## Goal of the exercise
Identify the lines that contain the string "sources" and copy all of them.

## Dataset rows

%%

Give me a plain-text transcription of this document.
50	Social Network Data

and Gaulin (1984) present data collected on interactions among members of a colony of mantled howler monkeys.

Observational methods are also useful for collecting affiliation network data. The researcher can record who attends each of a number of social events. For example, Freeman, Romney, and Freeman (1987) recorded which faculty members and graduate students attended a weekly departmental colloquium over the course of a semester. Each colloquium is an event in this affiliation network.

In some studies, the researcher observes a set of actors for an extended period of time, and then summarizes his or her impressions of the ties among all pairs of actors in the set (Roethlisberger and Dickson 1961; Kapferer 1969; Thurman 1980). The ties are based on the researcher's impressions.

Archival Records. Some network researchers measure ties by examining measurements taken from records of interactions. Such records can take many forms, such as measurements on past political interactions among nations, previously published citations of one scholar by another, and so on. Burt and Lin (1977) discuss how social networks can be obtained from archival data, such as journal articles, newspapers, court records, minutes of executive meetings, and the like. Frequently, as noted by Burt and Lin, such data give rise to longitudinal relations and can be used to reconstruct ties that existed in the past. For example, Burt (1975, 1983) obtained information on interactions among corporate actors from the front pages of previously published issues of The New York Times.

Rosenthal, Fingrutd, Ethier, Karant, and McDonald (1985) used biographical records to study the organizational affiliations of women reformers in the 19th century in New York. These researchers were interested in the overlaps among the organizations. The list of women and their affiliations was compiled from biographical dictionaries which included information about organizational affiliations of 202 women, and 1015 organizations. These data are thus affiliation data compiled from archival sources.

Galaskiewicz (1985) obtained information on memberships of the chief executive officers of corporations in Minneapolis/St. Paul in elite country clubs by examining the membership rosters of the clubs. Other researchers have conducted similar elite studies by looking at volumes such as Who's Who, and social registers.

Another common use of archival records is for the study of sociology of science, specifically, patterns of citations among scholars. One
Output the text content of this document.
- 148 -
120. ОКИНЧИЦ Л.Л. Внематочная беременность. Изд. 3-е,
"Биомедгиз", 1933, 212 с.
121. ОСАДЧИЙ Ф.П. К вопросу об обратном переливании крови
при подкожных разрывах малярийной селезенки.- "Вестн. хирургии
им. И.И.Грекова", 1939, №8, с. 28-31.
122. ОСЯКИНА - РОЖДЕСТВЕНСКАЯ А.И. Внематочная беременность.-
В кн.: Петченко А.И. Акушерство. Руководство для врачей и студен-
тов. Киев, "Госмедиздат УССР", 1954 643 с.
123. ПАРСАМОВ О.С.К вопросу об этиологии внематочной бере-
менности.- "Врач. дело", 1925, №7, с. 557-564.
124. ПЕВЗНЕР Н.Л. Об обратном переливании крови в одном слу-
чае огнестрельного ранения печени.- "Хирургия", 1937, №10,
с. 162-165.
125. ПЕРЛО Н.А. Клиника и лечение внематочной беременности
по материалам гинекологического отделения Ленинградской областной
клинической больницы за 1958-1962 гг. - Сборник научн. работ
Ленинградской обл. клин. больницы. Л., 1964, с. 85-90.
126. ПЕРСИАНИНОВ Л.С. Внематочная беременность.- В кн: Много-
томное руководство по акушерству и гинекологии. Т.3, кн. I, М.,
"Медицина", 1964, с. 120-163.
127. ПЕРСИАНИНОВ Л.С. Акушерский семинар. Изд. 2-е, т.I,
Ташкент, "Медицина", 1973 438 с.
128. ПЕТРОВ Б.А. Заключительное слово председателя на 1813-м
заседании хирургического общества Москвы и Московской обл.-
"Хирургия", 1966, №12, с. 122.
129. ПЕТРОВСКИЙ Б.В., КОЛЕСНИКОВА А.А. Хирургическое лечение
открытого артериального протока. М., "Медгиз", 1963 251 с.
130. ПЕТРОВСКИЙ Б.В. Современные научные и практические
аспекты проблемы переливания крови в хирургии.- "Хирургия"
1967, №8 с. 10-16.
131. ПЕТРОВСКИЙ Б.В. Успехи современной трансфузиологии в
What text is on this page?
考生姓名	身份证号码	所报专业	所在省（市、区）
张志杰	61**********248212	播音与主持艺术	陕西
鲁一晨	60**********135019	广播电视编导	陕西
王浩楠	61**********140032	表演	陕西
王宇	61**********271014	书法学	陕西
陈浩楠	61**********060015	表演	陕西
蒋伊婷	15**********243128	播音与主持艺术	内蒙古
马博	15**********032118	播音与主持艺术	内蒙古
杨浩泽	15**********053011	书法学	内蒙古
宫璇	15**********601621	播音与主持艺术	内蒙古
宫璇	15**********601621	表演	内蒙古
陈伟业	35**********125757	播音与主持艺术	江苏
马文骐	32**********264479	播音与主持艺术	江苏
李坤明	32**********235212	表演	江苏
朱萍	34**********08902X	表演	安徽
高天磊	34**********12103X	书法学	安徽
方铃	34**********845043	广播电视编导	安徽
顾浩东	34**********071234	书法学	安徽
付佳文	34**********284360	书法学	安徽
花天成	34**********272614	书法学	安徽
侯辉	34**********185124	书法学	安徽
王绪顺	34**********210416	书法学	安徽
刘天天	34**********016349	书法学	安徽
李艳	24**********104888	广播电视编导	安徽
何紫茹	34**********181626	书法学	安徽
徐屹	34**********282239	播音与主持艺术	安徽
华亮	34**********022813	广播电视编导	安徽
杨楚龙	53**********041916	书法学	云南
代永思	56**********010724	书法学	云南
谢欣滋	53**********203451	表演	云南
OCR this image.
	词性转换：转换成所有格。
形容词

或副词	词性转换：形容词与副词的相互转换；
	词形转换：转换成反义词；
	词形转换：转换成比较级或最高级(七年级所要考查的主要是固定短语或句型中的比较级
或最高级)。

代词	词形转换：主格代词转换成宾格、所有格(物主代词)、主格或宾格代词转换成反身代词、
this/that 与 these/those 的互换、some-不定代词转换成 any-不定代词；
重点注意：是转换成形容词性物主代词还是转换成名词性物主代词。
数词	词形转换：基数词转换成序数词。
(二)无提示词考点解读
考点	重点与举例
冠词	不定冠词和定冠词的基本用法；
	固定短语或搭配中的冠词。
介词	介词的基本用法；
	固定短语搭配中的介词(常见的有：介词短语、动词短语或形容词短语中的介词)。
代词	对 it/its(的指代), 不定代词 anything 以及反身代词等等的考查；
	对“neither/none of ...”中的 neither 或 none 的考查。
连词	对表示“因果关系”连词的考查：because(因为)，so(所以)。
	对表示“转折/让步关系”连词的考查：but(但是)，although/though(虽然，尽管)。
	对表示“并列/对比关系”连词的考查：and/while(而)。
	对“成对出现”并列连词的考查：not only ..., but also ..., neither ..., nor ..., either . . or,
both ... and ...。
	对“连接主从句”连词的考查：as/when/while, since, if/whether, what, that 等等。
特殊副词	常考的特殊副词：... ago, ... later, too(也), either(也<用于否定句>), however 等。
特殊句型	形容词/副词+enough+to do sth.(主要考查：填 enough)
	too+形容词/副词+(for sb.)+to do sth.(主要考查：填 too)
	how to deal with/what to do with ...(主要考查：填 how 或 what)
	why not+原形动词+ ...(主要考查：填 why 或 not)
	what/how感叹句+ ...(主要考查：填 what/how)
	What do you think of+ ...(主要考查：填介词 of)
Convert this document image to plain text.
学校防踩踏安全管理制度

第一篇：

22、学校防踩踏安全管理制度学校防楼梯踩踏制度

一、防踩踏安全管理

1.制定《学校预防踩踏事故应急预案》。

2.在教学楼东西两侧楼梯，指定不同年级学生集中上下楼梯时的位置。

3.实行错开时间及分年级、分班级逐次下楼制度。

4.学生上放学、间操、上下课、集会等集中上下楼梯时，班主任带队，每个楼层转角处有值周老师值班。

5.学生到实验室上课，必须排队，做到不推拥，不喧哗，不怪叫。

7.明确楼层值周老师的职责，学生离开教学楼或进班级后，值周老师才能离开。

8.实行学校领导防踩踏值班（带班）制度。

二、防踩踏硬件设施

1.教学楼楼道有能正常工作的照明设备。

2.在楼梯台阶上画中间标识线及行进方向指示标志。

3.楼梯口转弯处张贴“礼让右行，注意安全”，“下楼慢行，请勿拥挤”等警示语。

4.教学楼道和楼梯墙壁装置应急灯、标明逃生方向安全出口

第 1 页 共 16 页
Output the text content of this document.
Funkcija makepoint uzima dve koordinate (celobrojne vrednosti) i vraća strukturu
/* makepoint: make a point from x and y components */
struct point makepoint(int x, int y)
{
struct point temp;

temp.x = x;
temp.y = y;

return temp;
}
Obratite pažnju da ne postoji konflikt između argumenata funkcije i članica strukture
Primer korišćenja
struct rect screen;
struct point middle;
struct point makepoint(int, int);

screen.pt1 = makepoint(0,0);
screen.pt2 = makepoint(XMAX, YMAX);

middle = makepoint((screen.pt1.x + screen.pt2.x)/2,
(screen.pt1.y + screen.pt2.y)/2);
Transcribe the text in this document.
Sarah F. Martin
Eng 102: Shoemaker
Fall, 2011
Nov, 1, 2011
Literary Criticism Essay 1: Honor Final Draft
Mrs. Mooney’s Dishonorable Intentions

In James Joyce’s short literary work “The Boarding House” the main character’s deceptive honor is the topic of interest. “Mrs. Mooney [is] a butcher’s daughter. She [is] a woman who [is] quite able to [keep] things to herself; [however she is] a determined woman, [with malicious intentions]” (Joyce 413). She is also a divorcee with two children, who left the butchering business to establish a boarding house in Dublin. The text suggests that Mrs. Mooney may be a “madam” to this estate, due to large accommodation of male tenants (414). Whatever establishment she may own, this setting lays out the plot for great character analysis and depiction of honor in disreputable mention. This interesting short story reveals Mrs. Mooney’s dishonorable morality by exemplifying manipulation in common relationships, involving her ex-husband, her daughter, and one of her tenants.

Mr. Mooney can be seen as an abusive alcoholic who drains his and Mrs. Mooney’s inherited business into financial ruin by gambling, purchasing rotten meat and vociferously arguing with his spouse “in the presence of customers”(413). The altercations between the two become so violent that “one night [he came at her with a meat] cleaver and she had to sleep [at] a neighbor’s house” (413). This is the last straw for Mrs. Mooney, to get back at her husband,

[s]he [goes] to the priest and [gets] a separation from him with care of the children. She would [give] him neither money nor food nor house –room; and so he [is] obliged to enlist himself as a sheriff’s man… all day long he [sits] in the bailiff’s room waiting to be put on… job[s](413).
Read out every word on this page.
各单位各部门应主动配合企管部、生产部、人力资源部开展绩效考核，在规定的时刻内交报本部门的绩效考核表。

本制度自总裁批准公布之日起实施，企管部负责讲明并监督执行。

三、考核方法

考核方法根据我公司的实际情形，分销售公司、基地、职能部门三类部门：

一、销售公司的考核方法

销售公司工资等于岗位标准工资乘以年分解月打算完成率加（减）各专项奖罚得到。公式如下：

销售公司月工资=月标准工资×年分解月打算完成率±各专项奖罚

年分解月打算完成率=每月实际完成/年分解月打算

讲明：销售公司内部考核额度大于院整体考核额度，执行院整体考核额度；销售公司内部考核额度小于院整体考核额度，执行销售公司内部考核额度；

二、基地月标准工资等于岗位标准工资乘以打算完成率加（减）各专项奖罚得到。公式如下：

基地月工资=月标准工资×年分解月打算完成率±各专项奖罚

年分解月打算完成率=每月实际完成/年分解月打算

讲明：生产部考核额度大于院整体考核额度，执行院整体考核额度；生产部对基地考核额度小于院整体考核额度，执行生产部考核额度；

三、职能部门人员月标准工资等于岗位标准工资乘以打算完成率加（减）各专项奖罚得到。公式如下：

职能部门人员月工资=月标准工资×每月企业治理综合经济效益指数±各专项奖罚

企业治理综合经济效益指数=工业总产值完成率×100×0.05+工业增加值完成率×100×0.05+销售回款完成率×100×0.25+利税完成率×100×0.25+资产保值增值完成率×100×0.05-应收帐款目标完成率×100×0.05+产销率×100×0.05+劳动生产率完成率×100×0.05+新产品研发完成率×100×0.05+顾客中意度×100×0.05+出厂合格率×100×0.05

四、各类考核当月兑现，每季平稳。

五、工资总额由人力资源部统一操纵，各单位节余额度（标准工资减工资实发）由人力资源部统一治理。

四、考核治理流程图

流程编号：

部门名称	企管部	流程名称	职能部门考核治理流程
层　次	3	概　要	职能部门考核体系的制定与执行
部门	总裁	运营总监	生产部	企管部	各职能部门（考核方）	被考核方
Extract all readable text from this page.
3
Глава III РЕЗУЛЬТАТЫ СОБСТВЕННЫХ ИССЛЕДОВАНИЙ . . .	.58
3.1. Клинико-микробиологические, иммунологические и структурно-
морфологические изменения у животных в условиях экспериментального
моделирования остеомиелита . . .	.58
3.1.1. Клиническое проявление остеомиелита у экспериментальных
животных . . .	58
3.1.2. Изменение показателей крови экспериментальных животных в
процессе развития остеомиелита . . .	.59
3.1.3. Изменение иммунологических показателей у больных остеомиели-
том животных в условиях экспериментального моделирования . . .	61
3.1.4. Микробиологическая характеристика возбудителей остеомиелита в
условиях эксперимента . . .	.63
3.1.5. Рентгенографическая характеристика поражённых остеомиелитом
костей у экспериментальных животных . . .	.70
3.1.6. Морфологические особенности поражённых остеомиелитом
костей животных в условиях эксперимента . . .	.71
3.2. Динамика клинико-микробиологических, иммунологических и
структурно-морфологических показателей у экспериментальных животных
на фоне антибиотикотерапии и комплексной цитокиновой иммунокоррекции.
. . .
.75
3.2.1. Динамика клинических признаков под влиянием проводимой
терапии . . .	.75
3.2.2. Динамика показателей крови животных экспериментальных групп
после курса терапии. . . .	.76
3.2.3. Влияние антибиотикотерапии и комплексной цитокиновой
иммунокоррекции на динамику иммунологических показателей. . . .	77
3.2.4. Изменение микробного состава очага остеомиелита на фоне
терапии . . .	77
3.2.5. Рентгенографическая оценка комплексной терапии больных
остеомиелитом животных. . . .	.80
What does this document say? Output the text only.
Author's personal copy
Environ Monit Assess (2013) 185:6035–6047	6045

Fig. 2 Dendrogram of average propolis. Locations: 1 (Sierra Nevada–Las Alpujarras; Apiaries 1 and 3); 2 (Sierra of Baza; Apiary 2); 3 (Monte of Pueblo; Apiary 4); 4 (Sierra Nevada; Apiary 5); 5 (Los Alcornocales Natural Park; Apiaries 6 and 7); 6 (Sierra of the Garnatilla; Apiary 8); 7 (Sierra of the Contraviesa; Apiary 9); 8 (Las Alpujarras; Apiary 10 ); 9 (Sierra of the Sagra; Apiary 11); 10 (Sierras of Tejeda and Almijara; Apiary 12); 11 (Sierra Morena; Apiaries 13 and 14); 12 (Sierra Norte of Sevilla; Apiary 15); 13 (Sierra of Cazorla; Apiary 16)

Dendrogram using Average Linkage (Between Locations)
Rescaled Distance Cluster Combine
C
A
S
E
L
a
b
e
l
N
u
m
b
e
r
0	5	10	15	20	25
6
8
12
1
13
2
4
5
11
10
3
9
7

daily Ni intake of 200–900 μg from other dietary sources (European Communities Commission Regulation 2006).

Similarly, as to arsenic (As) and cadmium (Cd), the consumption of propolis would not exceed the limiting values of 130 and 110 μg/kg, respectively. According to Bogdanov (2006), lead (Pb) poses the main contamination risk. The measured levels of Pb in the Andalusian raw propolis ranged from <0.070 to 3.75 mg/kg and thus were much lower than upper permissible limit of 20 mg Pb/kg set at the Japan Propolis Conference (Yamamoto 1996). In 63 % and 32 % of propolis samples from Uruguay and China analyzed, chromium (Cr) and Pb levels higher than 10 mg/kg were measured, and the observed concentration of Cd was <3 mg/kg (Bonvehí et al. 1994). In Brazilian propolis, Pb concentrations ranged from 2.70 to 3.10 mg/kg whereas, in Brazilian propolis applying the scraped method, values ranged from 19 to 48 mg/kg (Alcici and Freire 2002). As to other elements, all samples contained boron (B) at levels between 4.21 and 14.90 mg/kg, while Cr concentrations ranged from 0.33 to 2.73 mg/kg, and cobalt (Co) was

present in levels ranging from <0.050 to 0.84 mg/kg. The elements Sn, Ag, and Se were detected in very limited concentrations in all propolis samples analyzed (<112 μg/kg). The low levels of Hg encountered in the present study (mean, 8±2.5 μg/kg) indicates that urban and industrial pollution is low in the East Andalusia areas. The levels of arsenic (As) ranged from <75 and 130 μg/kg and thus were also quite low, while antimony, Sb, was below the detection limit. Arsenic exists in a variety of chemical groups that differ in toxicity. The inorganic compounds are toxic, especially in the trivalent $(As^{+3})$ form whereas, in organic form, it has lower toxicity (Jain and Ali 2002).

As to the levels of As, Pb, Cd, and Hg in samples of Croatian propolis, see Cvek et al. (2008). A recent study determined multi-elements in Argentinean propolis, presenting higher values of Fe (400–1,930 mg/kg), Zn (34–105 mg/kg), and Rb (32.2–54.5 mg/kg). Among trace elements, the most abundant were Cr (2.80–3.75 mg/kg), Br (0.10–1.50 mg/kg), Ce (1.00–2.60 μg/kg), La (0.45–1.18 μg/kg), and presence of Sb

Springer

%%

## Output below
Rosenthal, Fingrutd, Ethier, Karant, and McDonald (1985) used biographical records to study the organizational affiliations of women reformers in the 19th century in New York. These researchers were interested in the overlaps among the organizations. The list of women and their affiliations was compiled from biographical dictionaries which included information about organizational affiliations of 202 women, and 1015 organizations. These data are thus affiliation data compiled from archival sources.
daily Ni intake of 200–900 μg from other dietary sources (European Communities Commission Regulation 2006).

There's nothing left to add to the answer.